**Set problem:**
Locate all lines with the word "определяют". Copy them.

**Provided records:**
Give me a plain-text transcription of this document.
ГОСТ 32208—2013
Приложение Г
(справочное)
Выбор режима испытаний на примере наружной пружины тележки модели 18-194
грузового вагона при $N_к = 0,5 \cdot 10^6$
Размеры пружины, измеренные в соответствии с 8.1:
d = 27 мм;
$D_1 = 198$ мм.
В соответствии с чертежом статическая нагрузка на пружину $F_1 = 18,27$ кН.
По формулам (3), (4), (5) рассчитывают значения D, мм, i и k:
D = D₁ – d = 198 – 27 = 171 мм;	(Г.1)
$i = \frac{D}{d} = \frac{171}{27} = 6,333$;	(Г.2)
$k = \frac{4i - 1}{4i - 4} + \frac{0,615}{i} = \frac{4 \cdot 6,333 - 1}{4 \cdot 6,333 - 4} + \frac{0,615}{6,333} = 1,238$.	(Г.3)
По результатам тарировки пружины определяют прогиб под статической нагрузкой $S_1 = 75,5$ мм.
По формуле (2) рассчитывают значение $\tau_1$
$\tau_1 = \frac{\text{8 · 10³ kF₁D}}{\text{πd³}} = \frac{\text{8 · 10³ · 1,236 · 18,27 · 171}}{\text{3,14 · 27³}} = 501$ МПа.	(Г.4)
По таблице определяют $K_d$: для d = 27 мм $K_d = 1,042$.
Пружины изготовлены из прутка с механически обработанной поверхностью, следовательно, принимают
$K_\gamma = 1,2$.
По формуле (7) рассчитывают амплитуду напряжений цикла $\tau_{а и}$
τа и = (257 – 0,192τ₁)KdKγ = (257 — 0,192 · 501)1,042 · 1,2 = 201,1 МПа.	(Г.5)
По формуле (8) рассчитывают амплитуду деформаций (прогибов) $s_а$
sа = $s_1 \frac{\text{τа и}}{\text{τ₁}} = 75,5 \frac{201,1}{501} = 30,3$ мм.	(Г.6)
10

**Written response:**
По результатам тарировки пружины определяют прогиб под статической нагрузкой $S_1 = 75,5$ мм.
По таблице определяют $K_d$: для d = 27 мм $K_d = 1,042$.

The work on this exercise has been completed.